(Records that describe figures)
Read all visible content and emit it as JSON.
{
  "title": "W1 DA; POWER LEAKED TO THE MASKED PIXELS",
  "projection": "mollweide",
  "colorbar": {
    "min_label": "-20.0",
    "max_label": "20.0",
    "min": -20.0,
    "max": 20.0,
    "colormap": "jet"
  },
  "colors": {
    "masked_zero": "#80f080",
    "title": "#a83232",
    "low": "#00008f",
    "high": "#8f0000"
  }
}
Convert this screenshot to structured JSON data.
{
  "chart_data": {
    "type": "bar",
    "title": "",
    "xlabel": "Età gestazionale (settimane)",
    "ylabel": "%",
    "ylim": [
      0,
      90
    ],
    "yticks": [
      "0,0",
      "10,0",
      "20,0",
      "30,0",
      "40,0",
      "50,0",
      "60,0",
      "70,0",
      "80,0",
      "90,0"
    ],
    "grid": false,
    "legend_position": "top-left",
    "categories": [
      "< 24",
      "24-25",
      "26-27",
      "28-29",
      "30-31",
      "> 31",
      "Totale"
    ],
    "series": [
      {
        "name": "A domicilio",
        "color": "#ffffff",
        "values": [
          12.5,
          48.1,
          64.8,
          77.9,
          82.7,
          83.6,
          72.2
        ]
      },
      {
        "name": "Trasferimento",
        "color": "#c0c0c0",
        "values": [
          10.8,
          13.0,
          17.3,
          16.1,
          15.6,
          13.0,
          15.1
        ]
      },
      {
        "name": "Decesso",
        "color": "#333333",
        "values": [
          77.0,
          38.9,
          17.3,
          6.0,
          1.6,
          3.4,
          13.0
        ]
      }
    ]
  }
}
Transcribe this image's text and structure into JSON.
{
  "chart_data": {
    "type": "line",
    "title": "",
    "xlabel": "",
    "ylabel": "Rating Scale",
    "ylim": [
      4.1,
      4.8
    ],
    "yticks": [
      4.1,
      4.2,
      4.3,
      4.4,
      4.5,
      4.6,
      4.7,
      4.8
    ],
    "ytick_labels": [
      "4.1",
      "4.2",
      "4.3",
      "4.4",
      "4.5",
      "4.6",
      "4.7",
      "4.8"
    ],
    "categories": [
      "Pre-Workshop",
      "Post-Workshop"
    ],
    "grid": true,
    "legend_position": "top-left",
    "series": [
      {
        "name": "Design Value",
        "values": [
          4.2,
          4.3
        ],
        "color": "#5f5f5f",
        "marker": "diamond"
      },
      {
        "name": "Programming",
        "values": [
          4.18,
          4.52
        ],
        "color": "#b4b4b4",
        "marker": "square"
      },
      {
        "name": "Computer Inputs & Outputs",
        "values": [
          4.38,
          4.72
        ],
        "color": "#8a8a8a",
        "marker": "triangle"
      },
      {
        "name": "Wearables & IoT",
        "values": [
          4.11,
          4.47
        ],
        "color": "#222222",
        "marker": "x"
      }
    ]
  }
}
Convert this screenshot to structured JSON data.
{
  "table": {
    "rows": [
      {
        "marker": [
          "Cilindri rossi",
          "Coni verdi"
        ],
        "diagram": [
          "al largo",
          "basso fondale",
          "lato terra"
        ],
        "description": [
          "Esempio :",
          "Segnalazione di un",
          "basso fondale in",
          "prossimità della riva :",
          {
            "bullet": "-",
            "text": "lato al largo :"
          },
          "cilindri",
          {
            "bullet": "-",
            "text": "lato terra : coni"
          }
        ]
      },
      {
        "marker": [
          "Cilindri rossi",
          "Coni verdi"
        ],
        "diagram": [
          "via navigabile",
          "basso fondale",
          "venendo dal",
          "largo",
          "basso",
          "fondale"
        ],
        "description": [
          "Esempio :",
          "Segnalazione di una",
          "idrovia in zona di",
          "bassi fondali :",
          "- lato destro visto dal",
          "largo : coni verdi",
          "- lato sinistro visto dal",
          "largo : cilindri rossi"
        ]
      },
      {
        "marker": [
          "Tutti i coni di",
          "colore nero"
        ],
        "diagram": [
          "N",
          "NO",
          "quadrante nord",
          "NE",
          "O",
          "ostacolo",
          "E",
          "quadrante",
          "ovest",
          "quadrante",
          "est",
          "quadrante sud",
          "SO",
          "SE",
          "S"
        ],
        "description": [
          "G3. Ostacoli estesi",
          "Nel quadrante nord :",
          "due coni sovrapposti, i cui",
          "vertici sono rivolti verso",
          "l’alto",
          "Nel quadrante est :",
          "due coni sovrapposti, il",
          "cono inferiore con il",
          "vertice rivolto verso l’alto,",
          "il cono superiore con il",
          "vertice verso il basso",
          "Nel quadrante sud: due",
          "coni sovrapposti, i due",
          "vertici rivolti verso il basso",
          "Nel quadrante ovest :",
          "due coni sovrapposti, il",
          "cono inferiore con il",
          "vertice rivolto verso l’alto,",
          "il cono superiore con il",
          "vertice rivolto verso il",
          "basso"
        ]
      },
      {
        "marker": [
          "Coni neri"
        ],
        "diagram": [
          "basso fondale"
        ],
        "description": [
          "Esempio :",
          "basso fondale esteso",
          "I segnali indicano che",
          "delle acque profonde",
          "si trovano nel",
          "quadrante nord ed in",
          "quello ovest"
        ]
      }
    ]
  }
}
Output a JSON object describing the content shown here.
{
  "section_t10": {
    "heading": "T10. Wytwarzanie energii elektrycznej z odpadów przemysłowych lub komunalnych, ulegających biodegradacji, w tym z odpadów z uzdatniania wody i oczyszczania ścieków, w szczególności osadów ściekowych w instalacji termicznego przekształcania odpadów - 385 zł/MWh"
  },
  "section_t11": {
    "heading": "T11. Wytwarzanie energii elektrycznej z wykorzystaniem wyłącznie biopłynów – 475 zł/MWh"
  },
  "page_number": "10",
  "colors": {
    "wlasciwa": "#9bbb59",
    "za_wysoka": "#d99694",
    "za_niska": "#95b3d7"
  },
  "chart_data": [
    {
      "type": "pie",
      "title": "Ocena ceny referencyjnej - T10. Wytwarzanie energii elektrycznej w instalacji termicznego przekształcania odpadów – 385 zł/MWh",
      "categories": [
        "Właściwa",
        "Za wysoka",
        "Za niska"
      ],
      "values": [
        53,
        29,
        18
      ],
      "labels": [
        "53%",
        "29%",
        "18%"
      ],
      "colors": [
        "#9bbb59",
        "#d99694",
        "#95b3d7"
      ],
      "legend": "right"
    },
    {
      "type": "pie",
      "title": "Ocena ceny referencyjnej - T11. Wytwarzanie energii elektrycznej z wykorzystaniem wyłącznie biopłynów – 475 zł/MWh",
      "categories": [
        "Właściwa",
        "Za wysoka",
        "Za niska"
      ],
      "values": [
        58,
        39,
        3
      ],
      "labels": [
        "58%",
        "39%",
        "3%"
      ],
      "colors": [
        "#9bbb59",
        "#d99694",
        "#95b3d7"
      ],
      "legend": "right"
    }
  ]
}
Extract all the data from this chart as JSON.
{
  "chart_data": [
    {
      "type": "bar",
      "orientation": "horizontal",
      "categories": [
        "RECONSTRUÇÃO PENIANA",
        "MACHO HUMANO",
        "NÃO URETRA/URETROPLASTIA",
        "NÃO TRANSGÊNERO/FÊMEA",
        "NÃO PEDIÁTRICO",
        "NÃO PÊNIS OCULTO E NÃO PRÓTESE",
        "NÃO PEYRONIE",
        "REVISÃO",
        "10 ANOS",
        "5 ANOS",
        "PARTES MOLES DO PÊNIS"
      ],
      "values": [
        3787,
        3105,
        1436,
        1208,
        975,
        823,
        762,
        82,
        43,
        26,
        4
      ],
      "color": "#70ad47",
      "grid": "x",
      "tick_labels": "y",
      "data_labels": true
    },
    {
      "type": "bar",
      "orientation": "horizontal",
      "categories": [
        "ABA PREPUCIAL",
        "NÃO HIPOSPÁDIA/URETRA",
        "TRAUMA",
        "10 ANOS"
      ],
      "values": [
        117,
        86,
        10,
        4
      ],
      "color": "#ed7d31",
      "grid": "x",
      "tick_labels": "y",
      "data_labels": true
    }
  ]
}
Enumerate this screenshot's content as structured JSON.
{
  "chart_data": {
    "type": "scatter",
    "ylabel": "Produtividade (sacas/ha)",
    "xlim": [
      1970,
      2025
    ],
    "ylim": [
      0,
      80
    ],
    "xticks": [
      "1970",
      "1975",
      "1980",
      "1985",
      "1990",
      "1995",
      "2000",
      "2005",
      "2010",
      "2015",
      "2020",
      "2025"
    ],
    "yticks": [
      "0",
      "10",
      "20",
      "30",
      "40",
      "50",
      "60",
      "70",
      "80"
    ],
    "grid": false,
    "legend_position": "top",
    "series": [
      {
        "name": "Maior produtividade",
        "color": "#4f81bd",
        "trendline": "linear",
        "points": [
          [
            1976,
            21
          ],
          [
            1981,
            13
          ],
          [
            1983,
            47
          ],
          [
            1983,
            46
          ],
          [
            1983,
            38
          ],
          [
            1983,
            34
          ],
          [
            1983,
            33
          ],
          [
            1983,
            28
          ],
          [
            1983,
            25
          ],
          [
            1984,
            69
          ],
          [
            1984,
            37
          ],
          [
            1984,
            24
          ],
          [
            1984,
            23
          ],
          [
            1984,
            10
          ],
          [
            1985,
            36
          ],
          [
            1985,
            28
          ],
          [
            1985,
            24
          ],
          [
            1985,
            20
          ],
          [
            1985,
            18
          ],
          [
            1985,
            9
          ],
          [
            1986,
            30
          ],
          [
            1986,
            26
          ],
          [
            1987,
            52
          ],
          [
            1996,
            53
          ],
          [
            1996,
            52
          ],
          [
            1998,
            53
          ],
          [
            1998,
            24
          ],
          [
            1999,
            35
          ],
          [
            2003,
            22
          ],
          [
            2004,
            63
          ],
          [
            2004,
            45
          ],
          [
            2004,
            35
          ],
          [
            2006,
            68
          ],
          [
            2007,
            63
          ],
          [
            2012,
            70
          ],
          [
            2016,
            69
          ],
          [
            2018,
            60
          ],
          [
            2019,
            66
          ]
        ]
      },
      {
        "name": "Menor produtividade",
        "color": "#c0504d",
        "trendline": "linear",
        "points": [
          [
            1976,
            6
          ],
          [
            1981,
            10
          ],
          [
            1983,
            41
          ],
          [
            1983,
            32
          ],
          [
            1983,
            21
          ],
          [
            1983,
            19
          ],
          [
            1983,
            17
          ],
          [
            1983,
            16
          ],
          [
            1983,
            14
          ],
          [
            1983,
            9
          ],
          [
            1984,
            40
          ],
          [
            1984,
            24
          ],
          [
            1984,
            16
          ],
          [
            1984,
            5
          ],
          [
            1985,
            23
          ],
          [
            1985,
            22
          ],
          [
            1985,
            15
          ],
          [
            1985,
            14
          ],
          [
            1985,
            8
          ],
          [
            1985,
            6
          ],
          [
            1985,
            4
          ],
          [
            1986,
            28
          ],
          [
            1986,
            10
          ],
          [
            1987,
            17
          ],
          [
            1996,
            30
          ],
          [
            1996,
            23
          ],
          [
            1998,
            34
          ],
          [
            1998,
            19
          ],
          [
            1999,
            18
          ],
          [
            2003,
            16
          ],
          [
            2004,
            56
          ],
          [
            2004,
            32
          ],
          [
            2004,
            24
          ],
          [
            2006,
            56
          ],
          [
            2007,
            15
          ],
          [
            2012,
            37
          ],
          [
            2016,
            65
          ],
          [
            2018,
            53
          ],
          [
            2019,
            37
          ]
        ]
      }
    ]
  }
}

**Work to be completed**
The answer must consist solely of the number of lines in the entries that contain the word "text".

**Result for this task**
3